Exercise instructions: Below are the records. List every line holding the word "filter".

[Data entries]
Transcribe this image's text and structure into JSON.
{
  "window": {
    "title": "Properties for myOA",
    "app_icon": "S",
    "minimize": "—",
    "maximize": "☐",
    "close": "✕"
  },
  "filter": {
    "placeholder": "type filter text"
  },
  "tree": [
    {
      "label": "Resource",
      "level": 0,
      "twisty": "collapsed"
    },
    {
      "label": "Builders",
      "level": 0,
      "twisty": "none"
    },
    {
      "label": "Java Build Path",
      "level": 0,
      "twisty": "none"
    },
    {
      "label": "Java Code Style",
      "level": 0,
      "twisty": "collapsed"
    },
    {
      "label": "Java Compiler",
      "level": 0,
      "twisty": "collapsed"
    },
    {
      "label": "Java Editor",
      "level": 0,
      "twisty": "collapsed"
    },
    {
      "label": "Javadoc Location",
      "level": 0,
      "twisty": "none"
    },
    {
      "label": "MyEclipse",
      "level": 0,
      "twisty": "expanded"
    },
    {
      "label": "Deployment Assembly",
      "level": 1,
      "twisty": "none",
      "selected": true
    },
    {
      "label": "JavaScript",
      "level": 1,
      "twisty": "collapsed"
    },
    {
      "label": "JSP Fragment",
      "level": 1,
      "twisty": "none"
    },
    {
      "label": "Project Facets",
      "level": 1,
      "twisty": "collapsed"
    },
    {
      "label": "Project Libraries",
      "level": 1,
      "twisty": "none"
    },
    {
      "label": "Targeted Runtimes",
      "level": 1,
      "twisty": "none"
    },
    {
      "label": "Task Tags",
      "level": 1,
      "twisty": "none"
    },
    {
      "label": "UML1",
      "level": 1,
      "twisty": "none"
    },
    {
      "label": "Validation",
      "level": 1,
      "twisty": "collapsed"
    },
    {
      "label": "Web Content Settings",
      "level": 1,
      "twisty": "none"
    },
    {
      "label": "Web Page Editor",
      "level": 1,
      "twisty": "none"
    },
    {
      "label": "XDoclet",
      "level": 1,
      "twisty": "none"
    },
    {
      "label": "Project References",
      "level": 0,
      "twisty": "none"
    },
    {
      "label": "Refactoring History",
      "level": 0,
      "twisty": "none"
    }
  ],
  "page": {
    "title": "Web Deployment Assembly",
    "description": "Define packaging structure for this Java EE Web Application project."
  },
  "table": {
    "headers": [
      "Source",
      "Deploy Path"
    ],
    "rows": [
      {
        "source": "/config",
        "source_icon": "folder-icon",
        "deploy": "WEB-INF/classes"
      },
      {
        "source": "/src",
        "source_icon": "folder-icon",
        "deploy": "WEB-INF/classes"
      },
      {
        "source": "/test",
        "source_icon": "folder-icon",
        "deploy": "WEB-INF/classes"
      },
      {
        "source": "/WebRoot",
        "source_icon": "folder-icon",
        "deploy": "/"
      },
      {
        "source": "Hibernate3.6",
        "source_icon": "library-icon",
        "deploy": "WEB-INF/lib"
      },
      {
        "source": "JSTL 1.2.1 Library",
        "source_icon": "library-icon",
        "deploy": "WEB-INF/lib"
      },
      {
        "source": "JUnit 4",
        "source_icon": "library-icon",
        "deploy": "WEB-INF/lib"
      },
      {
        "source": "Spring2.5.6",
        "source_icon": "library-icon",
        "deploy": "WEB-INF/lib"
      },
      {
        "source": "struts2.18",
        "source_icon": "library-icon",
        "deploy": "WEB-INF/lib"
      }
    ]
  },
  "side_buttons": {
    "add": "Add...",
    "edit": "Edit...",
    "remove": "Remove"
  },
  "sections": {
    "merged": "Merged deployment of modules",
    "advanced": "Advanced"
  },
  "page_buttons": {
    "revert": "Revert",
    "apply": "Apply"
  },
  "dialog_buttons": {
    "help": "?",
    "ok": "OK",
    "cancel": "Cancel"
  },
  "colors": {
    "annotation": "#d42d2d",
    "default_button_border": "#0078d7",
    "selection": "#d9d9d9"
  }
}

Answer for the task:
  "filter": {
    "placeholder": "type filter text"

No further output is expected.